▸ **TO BE DONE**
Output the data exactly, with every line intact.

▸ **EXERCISE DATA**
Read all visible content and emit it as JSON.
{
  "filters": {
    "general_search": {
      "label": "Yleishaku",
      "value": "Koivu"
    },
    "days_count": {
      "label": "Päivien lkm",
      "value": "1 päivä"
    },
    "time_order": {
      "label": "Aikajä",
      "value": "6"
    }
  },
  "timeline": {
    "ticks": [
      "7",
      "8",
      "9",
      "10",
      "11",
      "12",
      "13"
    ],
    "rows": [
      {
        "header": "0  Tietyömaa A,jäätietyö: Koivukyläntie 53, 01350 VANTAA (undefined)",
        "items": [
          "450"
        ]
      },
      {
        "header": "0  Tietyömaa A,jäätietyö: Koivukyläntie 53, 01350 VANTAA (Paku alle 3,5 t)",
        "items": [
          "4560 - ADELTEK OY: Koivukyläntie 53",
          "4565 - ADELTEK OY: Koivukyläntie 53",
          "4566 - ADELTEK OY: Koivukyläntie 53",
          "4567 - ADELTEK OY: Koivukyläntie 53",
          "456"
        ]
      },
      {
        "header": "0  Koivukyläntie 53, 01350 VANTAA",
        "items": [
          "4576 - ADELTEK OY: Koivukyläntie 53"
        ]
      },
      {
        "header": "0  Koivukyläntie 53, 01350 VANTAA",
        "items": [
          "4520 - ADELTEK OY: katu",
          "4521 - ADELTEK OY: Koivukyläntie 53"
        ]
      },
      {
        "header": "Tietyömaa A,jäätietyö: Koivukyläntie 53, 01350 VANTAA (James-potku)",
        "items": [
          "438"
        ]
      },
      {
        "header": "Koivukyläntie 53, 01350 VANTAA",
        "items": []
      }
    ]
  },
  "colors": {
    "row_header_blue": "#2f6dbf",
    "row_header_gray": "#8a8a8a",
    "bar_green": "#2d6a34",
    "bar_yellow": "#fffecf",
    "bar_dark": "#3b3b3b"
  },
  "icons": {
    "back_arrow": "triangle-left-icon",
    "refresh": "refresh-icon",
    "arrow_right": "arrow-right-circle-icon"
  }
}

▸ **ANSWER FOR THE TASK**
Read all visible content and emit it as JSON.
{
  "filters": {
    "general_search": {
      "label": "Yleishaku",
      "value": "Koivu"
    },
    "days_count": {
      "label": "Päivien lkm",
      "value": "1 päivä"
    },
    "time_order": {
      "label": "Aikajä",
      "value": "6"
    }
  },
  "timeline": {
    "ticks": [
      "7",
      "8",
      "9",
      "10",
      "11",
      "12",
      "13"
    ],
    "rows": [
      {
        "header": "0  Tietyömaa A,jäätietyö: Koivukyläntie 53, 01350 VANTAA (undefined)",
        "items": [
          "450"
        ]
      },
      {
        "header": "0  Tietyömaa A,jäätietyö: Koivukyläntie 53, 01350 VANTAA (Paku alle 3,5 t)",
        "items": [
          "4560 - ADELTEK OY: Koivukyläntie 53",
          "4565 - ADELTEK OY: Koivukyläntie 53",
          "4566 - ADELTEK OY: Koivukyläntie 53",
          "4567 - ADELTEK OY: Koivukyläntie 53",
          "456"
        ]
      },
      {
        "header": "0  Koivukyläntie 53, 01350 VANTAA",
        "items": [
          "4576 - ADELTEK OY: Koivukyläntie 53"
        ]
      },
      {
        "header": "0  Koivukyläntie 53, 01350 VANTAA",
        "items": [
          "4520 - ADELTEK OY: katu",
          "4521 - ADELTEK OY: Koivukyläntie 53"
        ]
      },
      {
        "header": "Tietyömaa A,jäätietyö: Koivukyläntie 53, 01350 VANTAA (James-potku)",
        "items": [
          "438"
        ]
      },
      {
        "header": "Koivukyläntie 53, 01350 VANTAA",
        "items": []
      }
    ]
  },
  "colors": {
    "row_header_blue": "#2f6dbf",
    "row_header_gray": "#8a8a8a",
    "bar_green": "#2d6a34",
    "bar_yellow": "#fffecf",
    "bar_dark": "#3b3b3b"
  },
  "icons": {
    "back_arrow": "triangle-left-icon",
    "refresh": "refresh-icon",
    "arrow_right": "arrow-right-circle-icon"
  }
}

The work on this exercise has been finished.